● **BRIEF**
The exercise asks you to copy every line below in which "information" appears.

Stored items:
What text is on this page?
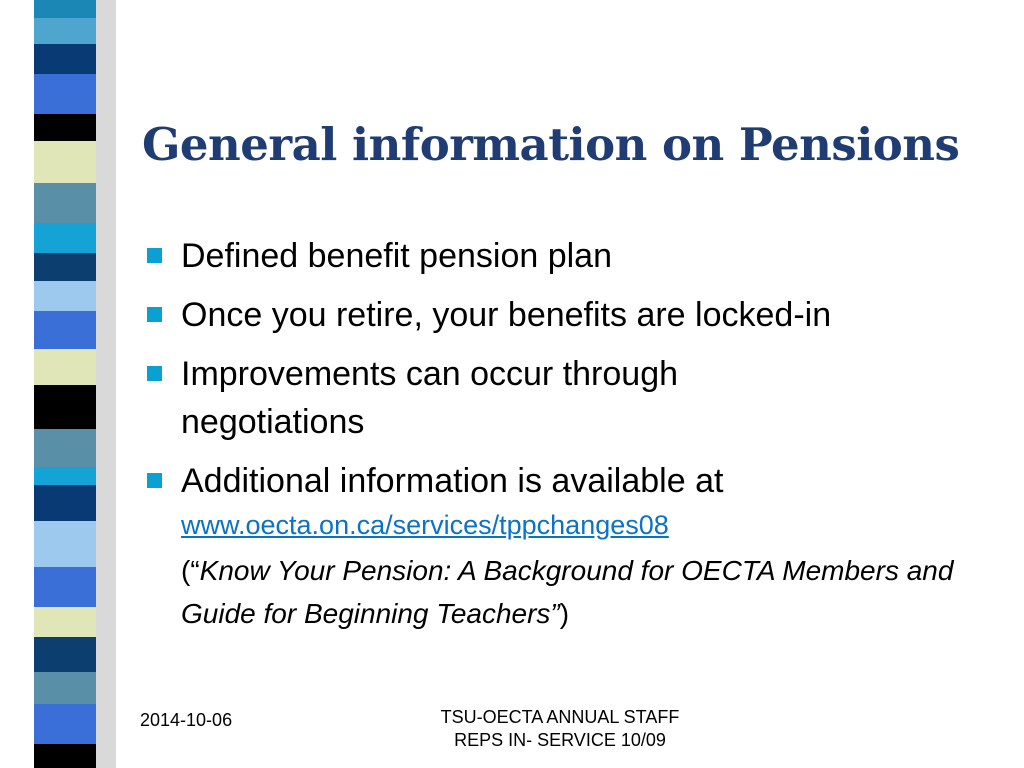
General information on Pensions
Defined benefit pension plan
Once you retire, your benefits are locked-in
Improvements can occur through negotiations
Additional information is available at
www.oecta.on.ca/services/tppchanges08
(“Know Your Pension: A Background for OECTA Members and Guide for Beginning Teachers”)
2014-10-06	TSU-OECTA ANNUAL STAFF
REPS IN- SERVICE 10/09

--

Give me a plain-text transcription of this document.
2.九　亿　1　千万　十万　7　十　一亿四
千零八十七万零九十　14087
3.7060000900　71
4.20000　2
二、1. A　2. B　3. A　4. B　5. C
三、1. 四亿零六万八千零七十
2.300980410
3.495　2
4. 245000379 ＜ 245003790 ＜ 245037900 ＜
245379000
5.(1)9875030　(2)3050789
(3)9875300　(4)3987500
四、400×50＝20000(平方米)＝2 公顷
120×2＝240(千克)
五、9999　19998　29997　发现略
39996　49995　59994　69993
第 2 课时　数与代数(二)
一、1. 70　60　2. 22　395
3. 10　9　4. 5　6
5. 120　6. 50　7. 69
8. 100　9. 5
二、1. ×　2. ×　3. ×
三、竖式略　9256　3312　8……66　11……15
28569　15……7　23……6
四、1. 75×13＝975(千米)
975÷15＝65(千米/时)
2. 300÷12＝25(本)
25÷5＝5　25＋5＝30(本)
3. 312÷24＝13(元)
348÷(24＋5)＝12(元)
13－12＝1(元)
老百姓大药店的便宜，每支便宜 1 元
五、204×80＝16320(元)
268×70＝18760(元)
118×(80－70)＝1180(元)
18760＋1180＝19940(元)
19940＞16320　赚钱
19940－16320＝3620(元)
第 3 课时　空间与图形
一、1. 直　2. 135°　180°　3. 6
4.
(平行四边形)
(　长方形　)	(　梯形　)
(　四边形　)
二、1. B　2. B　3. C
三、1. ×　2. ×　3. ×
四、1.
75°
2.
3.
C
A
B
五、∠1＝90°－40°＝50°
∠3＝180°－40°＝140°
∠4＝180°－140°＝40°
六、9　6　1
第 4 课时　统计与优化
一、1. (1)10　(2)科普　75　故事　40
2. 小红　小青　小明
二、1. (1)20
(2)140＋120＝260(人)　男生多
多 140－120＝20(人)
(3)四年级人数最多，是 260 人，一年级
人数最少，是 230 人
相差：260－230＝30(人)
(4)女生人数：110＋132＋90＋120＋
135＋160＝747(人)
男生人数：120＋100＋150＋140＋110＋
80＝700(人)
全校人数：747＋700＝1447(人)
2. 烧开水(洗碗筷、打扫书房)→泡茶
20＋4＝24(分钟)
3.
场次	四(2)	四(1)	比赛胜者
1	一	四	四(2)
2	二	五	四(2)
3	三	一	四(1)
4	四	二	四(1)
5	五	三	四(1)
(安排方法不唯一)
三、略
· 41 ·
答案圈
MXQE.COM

● **WORKED ANSWER**
General information on Pensions
Additional information is available at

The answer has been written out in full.